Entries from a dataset
--- START ---

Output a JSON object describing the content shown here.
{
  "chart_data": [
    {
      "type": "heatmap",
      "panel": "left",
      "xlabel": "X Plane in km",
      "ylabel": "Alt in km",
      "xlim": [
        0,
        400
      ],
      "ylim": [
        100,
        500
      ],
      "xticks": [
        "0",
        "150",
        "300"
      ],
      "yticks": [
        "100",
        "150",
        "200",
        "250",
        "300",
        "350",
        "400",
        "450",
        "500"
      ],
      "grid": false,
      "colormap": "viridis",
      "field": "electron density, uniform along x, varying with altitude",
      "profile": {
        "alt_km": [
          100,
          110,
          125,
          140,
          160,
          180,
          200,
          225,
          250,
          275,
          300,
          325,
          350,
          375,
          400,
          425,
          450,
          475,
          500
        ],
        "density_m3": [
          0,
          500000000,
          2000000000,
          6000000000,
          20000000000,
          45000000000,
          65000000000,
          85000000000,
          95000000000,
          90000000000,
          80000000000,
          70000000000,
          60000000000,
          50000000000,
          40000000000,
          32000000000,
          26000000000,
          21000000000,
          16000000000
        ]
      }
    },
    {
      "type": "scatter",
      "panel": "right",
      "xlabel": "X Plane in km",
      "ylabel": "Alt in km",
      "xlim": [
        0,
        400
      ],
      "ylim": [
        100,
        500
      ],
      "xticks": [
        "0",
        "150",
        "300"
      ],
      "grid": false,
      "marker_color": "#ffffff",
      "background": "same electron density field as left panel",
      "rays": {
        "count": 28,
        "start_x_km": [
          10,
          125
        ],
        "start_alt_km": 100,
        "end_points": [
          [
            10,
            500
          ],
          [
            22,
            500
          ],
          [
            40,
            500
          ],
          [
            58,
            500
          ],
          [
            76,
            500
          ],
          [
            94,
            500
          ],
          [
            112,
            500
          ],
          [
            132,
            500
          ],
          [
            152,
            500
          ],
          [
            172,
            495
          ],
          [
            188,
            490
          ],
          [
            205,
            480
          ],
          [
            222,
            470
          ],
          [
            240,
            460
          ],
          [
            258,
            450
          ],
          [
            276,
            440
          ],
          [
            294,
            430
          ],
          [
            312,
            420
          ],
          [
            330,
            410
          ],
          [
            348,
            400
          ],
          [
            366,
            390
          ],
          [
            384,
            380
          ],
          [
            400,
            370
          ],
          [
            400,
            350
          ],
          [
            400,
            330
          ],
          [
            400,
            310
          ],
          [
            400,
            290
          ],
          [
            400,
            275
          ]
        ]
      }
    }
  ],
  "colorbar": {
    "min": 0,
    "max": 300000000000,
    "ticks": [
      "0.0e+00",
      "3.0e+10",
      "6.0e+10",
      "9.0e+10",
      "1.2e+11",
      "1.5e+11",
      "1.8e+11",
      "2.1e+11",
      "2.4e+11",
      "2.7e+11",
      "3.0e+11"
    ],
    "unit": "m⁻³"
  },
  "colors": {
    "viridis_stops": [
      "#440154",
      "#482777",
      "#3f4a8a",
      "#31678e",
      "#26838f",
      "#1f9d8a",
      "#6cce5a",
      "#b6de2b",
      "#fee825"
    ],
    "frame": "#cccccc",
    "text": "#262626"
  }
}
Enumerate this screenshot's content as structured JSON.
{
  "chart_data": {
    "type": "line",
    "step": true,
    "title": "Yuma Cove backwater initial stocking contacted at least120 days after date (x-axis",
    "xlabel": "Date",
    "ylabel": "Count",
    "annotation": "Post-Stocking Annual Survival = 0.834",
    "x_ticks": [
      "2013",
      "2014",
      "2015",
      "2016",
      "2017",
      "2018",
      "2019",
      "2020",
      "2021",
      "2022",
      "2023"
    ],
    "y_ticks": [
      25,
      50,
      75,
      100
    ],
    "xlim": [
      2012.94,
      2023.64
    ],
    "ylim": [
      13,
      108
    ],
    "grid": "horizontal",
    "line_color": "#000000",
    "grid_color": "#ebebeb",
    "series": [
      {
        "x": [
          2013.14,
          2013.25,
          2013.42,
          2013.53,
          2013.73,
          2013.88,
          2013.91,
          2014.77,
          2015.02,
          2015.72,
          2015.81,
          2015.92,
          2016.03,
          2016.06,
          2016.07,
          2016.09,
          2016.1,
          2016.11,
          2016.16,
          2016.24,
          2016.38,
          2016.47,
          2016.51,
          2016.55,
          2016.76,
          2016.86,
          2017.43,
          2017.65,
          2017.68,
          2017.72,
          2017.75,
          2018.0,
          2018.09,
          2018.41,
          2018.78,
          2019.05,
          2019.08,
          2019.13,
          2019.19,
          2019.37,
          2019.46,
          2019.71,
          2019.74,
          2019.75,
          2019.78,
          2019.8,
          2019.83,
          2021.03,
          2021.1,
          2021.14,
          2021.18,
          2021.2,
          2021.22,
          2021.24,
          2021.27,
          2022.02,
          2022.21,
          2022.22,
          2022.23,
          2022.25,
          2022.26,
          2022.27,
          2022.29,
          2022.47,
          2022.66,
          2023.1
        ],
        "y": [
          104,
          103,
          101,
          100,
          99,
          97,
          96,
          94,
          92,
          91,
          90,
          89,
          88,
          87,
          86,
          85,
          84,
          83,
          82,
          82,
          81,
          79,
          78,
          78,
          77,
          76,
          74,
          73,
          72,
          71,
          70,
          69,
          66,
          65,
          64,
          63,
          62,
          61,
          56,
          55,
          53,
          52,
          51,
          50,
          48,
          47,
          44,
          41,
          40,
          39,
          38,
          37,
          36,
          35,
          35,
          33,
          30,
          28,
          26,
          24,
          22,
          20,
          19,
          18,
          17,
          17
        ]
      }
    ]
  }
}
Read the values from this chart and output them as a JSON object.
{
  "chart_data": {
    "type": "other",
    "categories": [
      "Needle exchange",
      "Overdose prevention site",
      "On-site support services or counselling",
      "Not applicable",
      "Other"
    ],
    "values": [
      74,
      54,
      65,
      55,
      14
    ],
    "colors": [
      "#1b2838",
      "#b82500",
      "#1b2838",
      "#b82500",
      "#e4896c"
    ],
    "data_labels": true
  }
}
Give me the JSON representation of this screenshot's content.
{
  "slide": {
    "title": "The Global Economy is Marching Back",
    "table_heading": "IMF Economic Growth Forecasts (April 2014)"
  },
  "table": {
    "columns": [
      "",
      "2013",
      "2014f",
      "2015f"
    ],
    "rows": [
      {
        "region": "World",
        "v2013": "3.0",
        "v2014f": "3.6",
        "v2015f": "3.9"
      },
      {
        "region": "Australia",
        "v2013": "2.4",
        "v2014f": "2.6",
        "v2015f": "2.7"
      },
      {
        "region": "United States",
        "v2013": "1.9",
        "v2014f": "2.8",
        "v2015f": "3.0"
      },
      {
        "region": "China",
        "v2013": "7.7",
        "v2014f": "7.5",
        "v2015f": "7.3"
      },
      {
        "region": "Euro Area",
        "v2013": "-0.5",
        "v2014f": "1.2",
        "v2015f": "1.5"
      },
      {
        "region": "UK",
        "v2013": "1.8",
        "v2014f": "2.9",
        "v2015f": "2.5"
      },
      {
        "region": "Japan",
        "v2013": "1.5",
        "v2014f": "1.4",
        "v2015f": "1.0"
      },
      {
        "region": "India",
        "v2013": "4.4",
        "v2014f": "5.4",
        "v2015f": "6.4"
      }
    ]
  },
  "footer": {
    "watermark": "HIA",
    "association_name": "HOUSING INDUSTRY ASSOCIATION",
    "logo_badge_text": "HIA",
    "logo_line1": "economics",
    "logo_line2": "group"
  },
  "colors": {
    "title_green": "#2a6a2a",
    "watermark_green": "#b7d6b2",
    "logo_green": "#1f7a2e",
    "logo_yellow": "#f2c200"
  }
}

--- END ---

- [Aim]:
Pick out all the lines with the word "electron" in them and copy them.

- [The result]:
      "field": "electron density, uniform along x, varying with altitude",
      "background": "same electron density field as left panel",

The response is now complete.